■ **Requirements**:
1. List every encoding format that the patent description below names for the encoder.
2. In the patent description below, copy the text starting at "Referring to Fig. 10, a" and ending at "via antenna 1010.", but swap "antenna" for "aerial".

■ **Source extract**:
Referring to Fig. 10, a low power transmitter according to an embodiment of the present invention is provided. Programming content 1002, which may include music, data, or video, or combinations thereof, is provided for encoder 1004. Encoder 1004 encodes programming content 1002 into an appropriate format, such as AAC, MP3, ATRAC, Liquid Audio, or the like. Modulator 1006 digitally modulates the encoded programming content 1002, and passes it to RF front end 1008, which then transmits the signal via antenna 1010.
Referring to Fig. 11, a system for low power transmitting for use with emergency vehicles is provided. System 1100 includes emergency vehicle 1104, such as a police vehicle, a fire truck, or an ambulance, responding to an emergency. Emergency vehicle 1104 includes low power transmitter 1106 for alerting vehicles, such as vehicle 1102, that such vehicles are in the path of emergency vehicle 1104, and of the presence of emergency vehicle 1100. Low power transmitter 1106 transmits digital radio signal 1108, which may be a siren or a voice, e.g., "Please pull to the side of the road. There is an emergency vehicle behind you."), text, or similar means for communicating the presence of emergency vehicle 1104. In one embodiment, a receiver in vehicle 1102 receives the digital radio signal and turns off any program that the driver was listening to in order to amplify digital radio signal 1108. In another embodiment, the receiver in vehicle 1102 may simply mute itself until emergency vehicle 1104 passes. In yet another embodiment, the receiver in vehicle 1102 may "turn on" when it receives digital radio signal 1108 in order to amplify it for the driver.
Referring to Fig. 12, a flowchart for a programmable platform is provided. In step 1202, a receiver receives radio broadcast data. This radio broadcast data may include, inter alia, an executable code (such as a decoder signal) and data. In step 1204, the executable code is separated from the data. In step 1206, the receiver determines whether the executable code is a new feature or not. For example, if a new decoding method is used, and the receiver has never received a file in this format, the decoding method or signal may be a new feature, and, in step 1208, the executable code may be loaded onto the processor. If the feature is not new, in step 1210, the data is passed onto the processor, and in step 1212, the data is executed or played. In another embodiment, a "dumb" receiver may be provided. The "dumb" receiver does not store any executable code, so with every new transmission, the executable code must be passed and loaded onto the processor before the data may be executed.

■ **Extracted entries**:
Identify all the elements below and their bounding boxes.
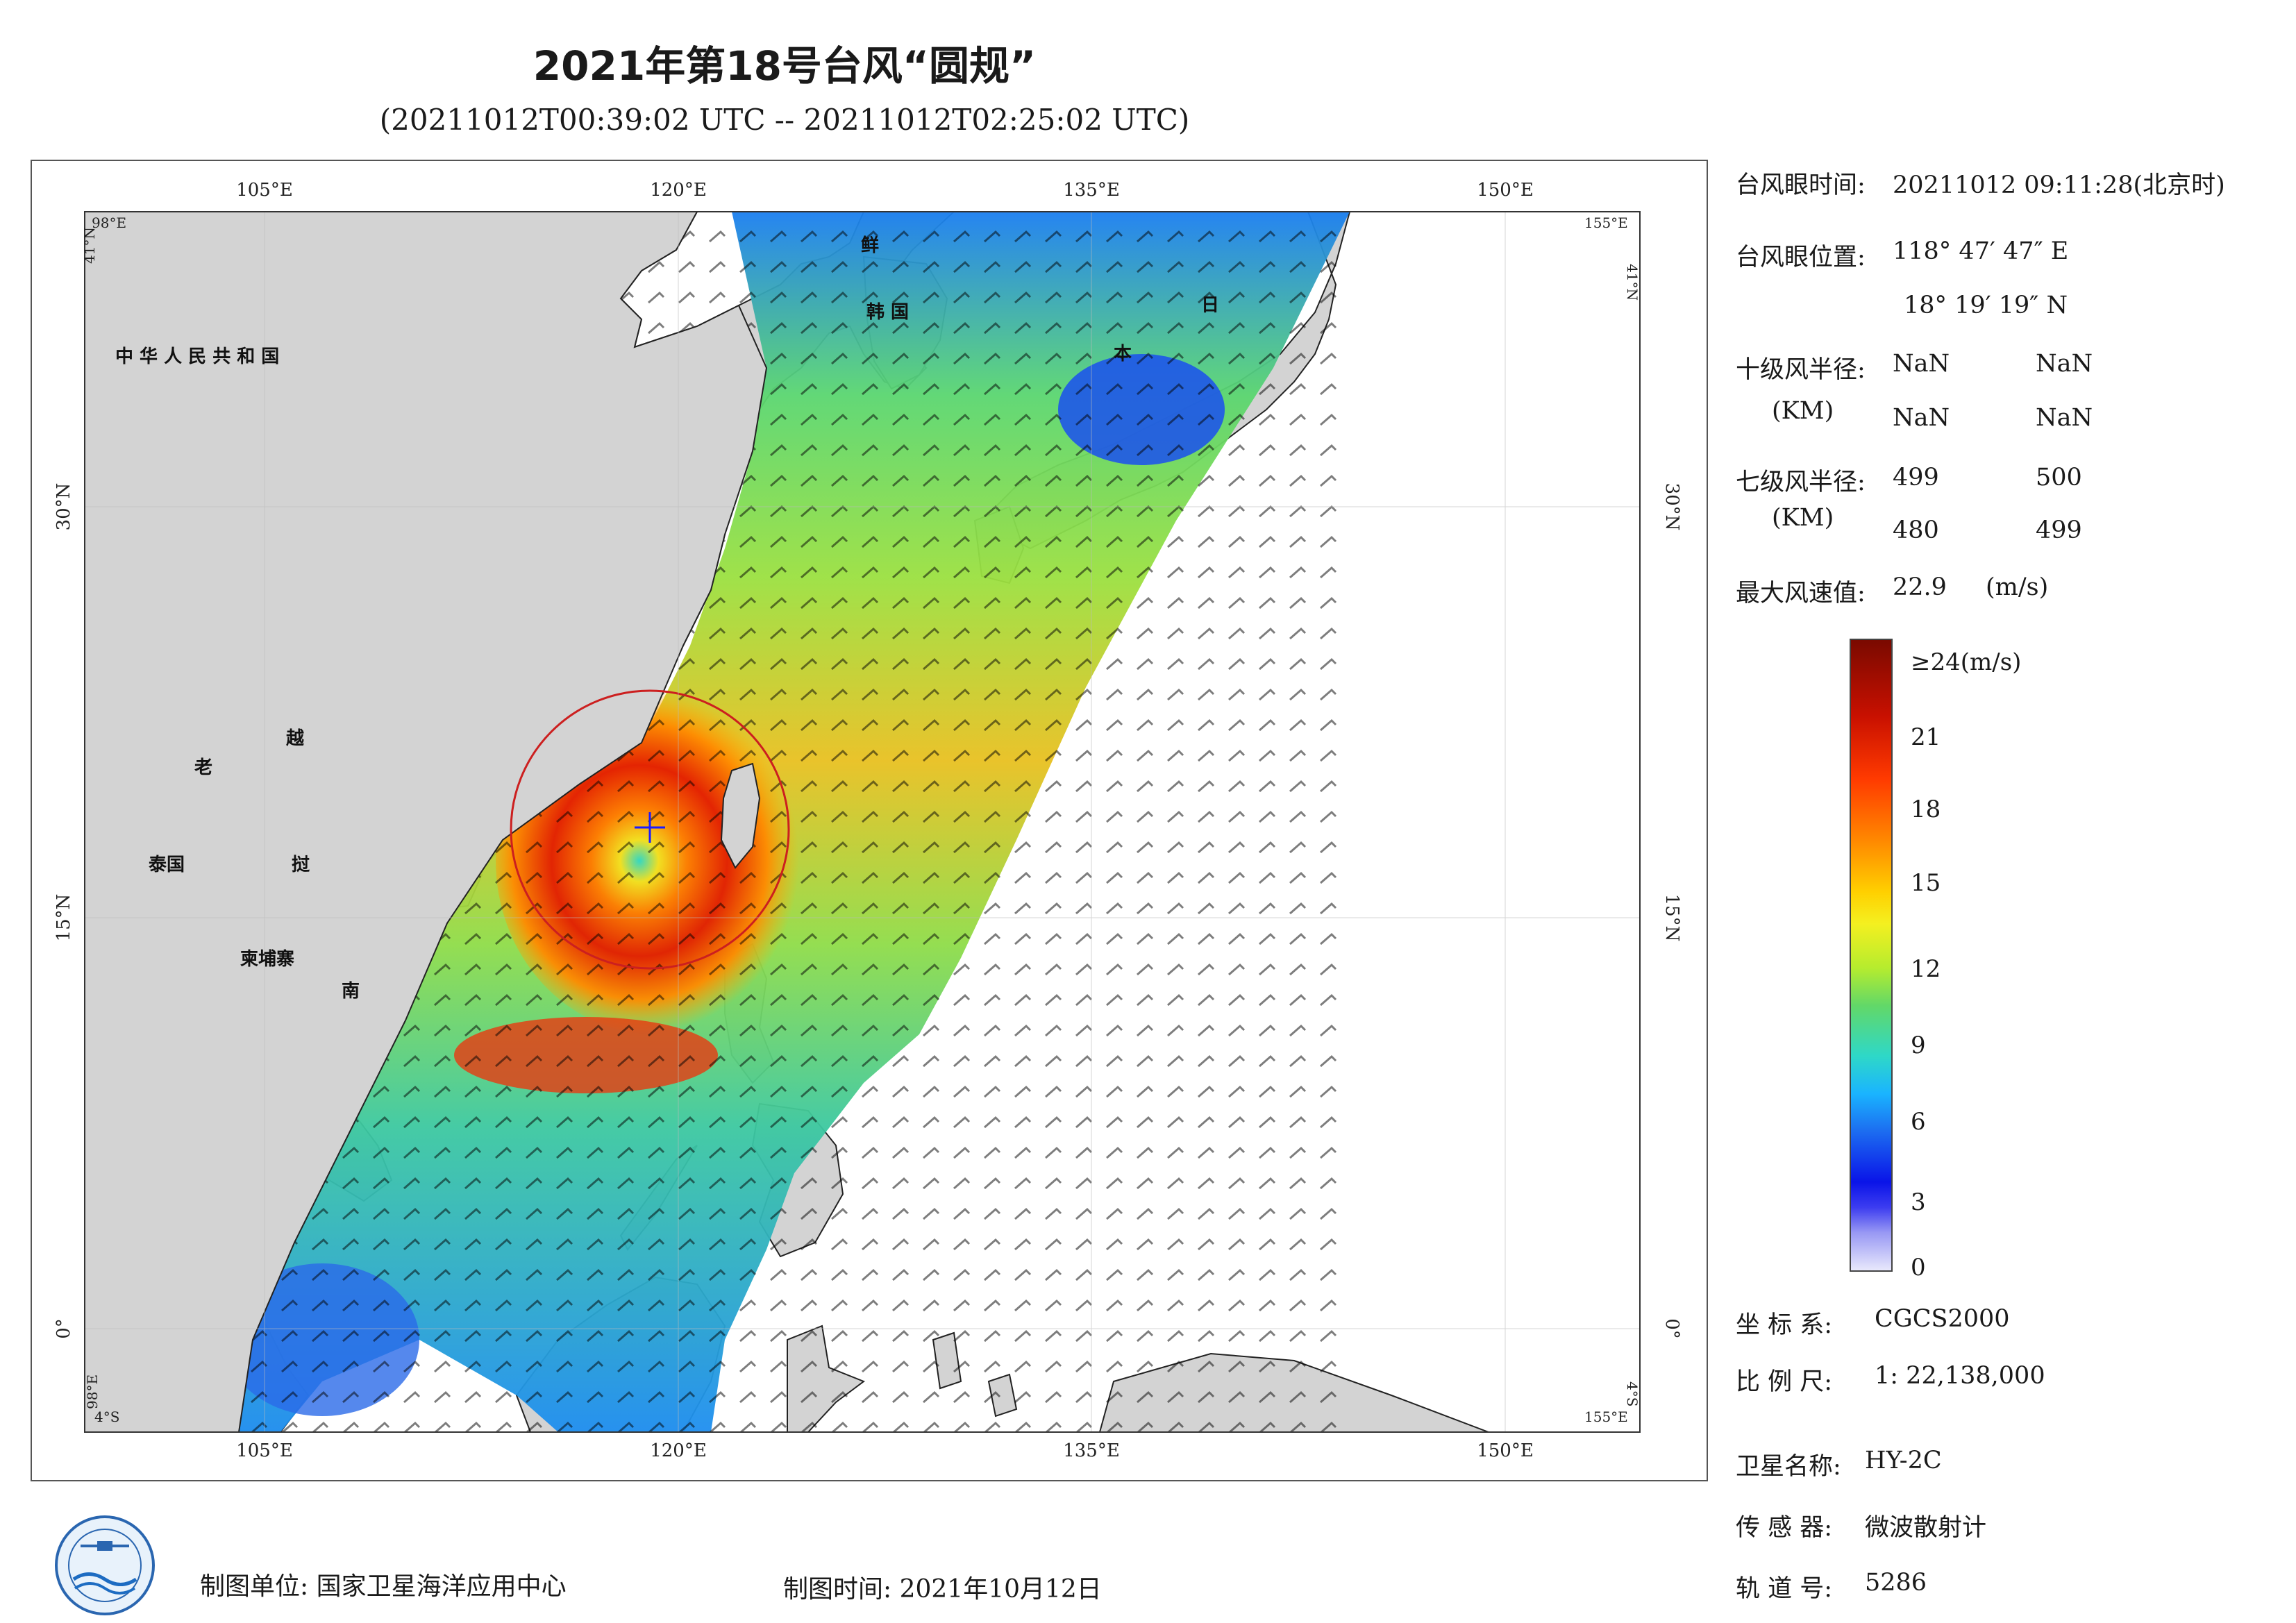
max-wind-label: 最大风速值: (1736, 580, 1866, 607)
producer-label: 制图单位: 国家卫星海洋应用中心 (200, 1572, 567, 1601)
r7-value-1: 499 (1893, 464, 1939, 491)
lon-tick-top-150: 150°E (1477, 180, 1534, 201)
r7-value-2: 500 (2036, 464, 2082, 491)
corner-bl-lat: 4°S (94, 1408, 119, 1425)
corner-br-lon: 155°E (1584, 1408, 1628, 1425)
nsoas-logo-icon (55, 1515, 155, 1615)
lon-tick-bottom-120: 120°E (650, 1440, 707, 1461)
label-laos: 老 (194, 757, 212, 778)
eye-time-label: 台风眼时间: (1736, 171, 1866, 199)
r7-label: 七级风半径: (1736, 469, 1866, 496)
corner-tl-lat: 41°N (81, 227, 98, 264)
corner-tr-lon: 155°E (1584, 215, 1628, 231)
lat-tick-right-0: 0° (1661, 1318, 1682, 1339)
seven-level-wind-radius-circle (510, 689, 790, 970)
r7-unit: (KM) (1772, 504, 1834, 532)
corner-tr-lat: 41°N (1624, 264, 1641, 301)
eye-longitude: 118° 47′ 47″ E (1893, 237, 2069, 265)
eye-latitude: 18° 19′ 19″ N (1904, 292, 2068, 319)
r10-value-4: NaN (2036, 404, 2093, 432)
lat-tick-right-15: 15°N (1661, 894, 1682, 942)
r7-value-4: 499 (2036, 516, 2082, 544)
lat-tick-right-30: 30°N (1661, 483, 1682, 531)
corner-bl-lon: 98°E (84, 1374, 101, 1409)
graticule (85, 212, 1640, 1432)
label-korea-1: 鲜 (861, 235, 879, 256)
colorbar-label-12: 12 (1911, 955, 1941, 983)
r10-label: 十级风半径: (1736, 356, 1866, 384)
label-japan-1: 日 (1201, 295, 1219, 316)
r10-value-1: NaN (1893, 350, 1950, 378)
colorbar-label-15: 15 (1911, 869, 1941, 897)
wind-field-map: 105°E 120°E 135°E 150°E 105°E 120°E 135°… (53, 180, 1682, 1461)
lon-tick-top-120: 120°E (650, 180, 707, 201)
time-range-subtitle: (20211012T00:39:02 UTC -- 20211012T02:25… (379, 103, 1190, 137)
label-myanmar-piece: 挝 (292, 855, 310, 875)
scale-value: 1: 22,138,000 (1875, 1362, 2045, 1390)
label-vietnam-1: 越 (286, 728, 305, 749)
scale-label: 比 例 尺: (1736, 1368, 1833, 1396)
wind-speed-colorbar (1850, 639, 1893, 1272)
r10-value-2: NaN (2036, 350, 2093, 378)
crs-label: 坐 标 系: (1736, 1311, 1833, 1339)
typhoon-eye-marker (635, 812, 665, 843)
colorbar-label-24: ≥24(m/s) (1911, 648, 2022, 676)
satellite-value: HY-2C (1865, 1447, 1942, 1474)
label-japan-2: 本 (1114, 344, 1132, 364)
lat-tick-left-0: 0° (53, 1318, 74, 1339)
colorbar-label-0: 0 (1911, 1254, 1926, 1281)
eye-time-value: 20211012 09:11:28(北京时) (1893, 171, 2225, 199)
lon-tick-top-105: 105°E (236, 180, 293, 201)
colorbar-label-3: 3 (1911, 1188, 1926, 1216)
crs-value: CGCS2000 (1875, 1305, 2010, 1333)
colorbar-label-6: 6 (1911, 1108, 1926, 1136)
r7-value-3: 480 (1893, 516, 1939, 544)
orbit-label: 轨 道 号: (1736, 1575, 1833, 1603)
label-vietnam-2: 南 (342, 981, 360, 1002)
label-cambodia: 柬埔寨 (240, 948, 294, 970)
sensor-label: 传 感 器: (1736, 1514, 1833, 1542)
lat-tick-left-15: 15°N (53, 894, 74, 942)
r10-unit: (KM) (1772, 397, 1834, 425)
r10-value-3: NaN (1893, 404, 1950, 432)
map-title: 2021年第18号台风“圆规” (533, 42, 1037, 90)
lat-tick-left-30: 30°N (53, 483, 74, 531)
max-wind-unit: (m/s) (1986, 573, 2049, 601)
production-date: 制图时间: 2021年10月12日 (783, 1575, 1102, 1604)
max-wind-value: 22.9 (1893, 573, 1947, 601)
colorbar-label-9: 9 (1911, 1032, 1926, 1059)
sensor-value: 微波散射计 (1865, 1514, 1987, 1542)
satellite-label: 卫星名称: (1736, 1453, 1841, 1481)
label-china: 中 华 人 民 共 和 国 (115, 346, 279, 367)
corner-tl-lon: 98°E (92, 215, 126, 231)
label-thailand: 泰国 (149, 855, 185, 875)
orbit-value: 5286 (1865, 1569, 1927, 1597)
colorbar-label-18: 18 (1911, 796, 1941, 823)
lon-tick-top-135: 135°E (1063, 180, 1120, 201)
label-korea-2: 韩 国 (866, 302, 909, 323)
lon-tick-bottom-105: 105°E (236, 1440, 293, 1461)
lon-tick-bottom-150: 150°E (1477, 1440, 1534, 1461)
colorbar-label-21: 21 (1911, 723, 1941, 751)
eye-position-label: 台风眼位置: (1736, 244, 1866, 271)
lon-tick-bottom-135: 135°E (1063, 1440, 1120, 1461)
map-frame (31, 160, 1708, 1481)
corner-br-lat: 4°S (1624, 1381, 1641, 1406)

■ **Exercise responses**:
1. AAC, MP3, ATRAC, Liquid Audio

2.
Referring to Fig. 10, a low power transmitter according to an embodiment of the present invention is provided. Programming content 1002, which may include music, data, or video, or combinations thereof, is provided for encoder 1004. Encoder 1004 encodes programming content 1002 into an appropriate format, such as AAC, MP3, ATRAC, Liquid Audio, or the like. Modulator 1006 digitally modulates the encoded programming content 1002, and passes it to RF front end 1008, which then transmits the signal via aerial 1010.